Below are records; state how many of their lines hold the word "женщин", and give only the figure.

Task material:
┌────────

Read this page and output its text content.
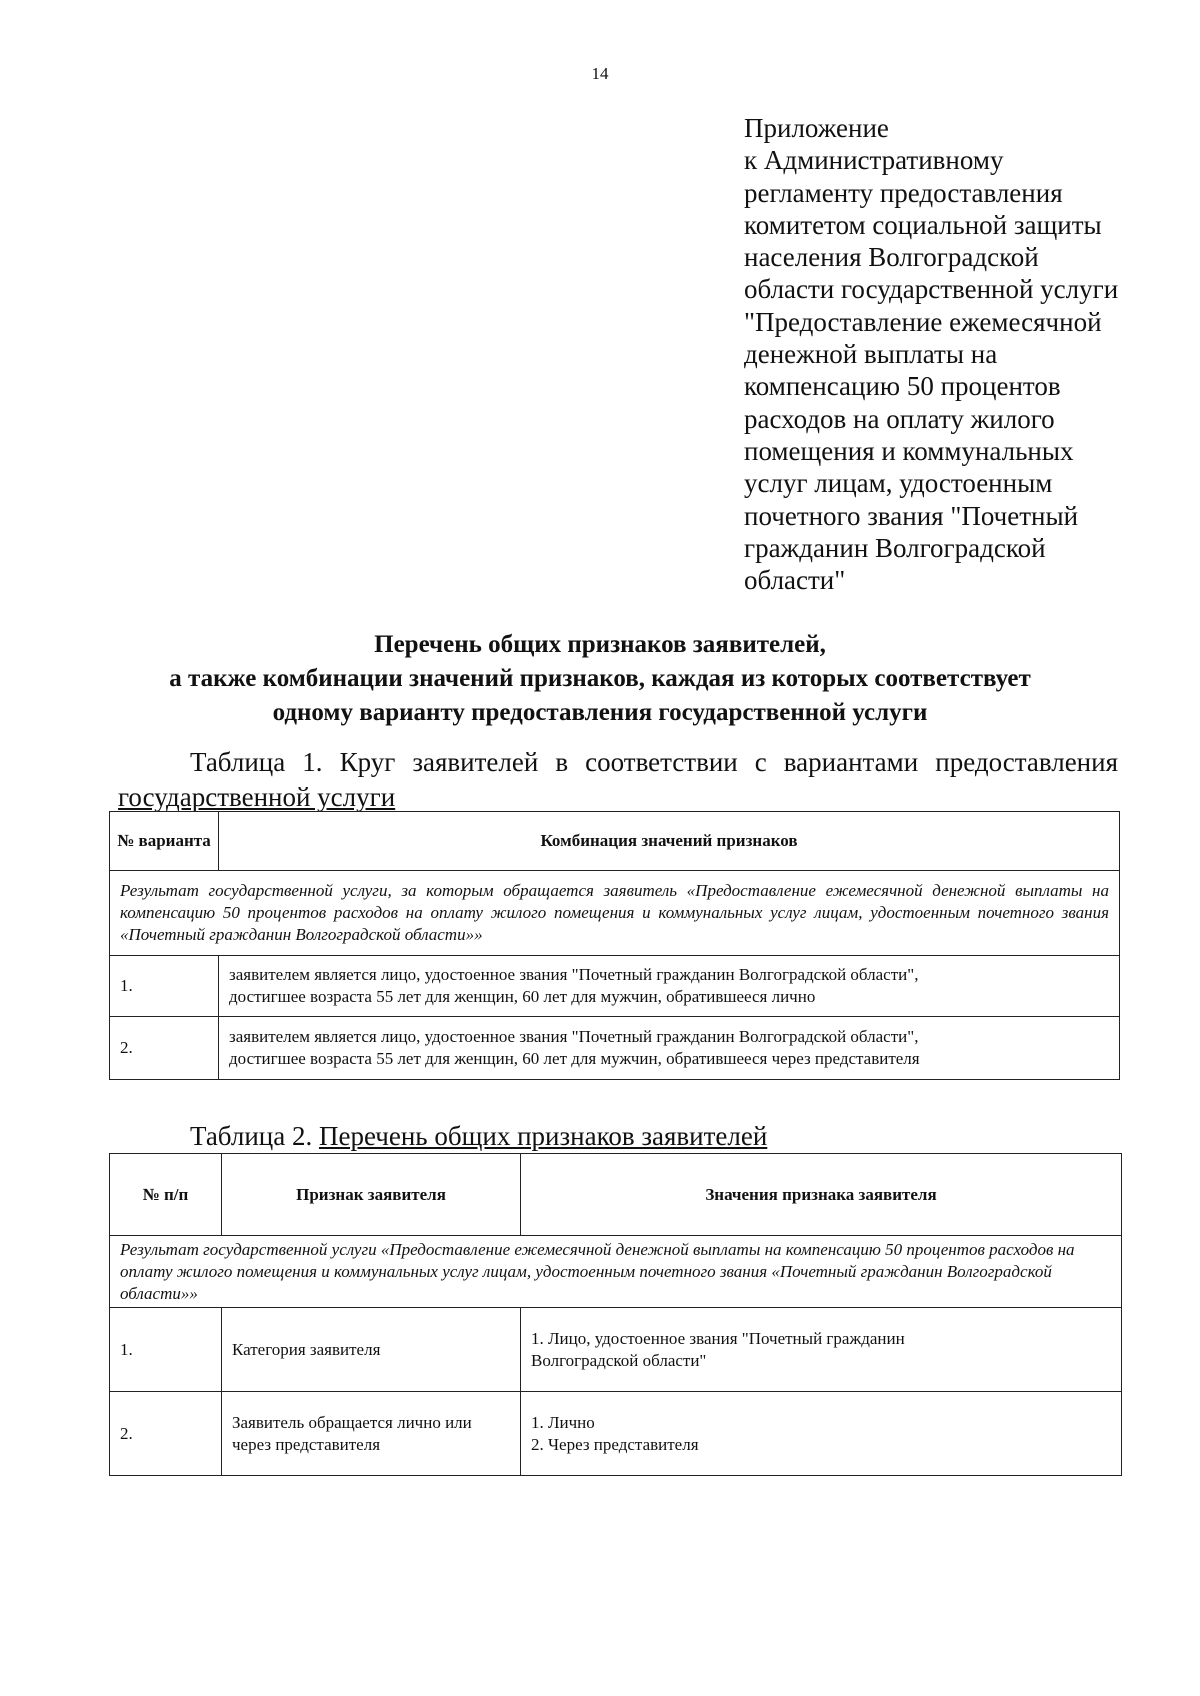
14
Приложение
к Административному
регламенту предоставления
комитетом социальной защиты
населения Волгоградской
области государственной услуги
"Предоставление ежемесячной
денежной выплаты на
компенсацию 50 процентов
расходов на оплату жилого
помещения и коммунальных
услуг лицам, удостоенным
почетного звания "Почетный
гражданин Волгоградской
области"
Перечень общих признаков заявителей,
а также комбинации значений признаков, каждая из которых соответствует
одному варианту предоставления государственной услуги
Таблица 1. Круг заявителей в соответствии с вариантами предоставления
государственной услуги
№ варианта	Комбинация значений признаков
Результат государственной услуги, за которым обращается заявитель «Предоставление ежемесячной денежной выплаты на компенсацию 50 процентов расходов на оплату жилого помещения и коммунальных услуг лицам, удостоенным почетного звания «Почетный гражданин Волгоградской области»»	
1.	заявителем является лицо, удостоенное звания "Почетный гражданин Волгоградской области",
достигшее возраста 55 лет для женщин, 60 лет для мужчин, обратившееся лично

2.	заявителем является лицо, удостоенное звания "Почетный гражданин Волгоградской области",
достигшее возраста 55 лет для женщин, 60 лет для мужчин, обратившееся через представителя
Таблица 2. Перечень общих признаков заявителей
№ п/п	Признак заявителя	Значения признака заявителя
Результат государственной услуги «Предоставление ежемесячной денежной выплаты на компенсацию 50 процентов расходов на оплату жилого помещения и коммунальных услуг лицам, удостоенным почетного звания «Почетный гражданин Волгоградской области»»		
1.	Категория заявителя	1. Лицо, удостоенное звания "Почетный гражданин
Волгоградской области"

2.	Заявитель обращается лично или через представителя	1. Лично
2. Через представителя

└────────

Exercise answer:
2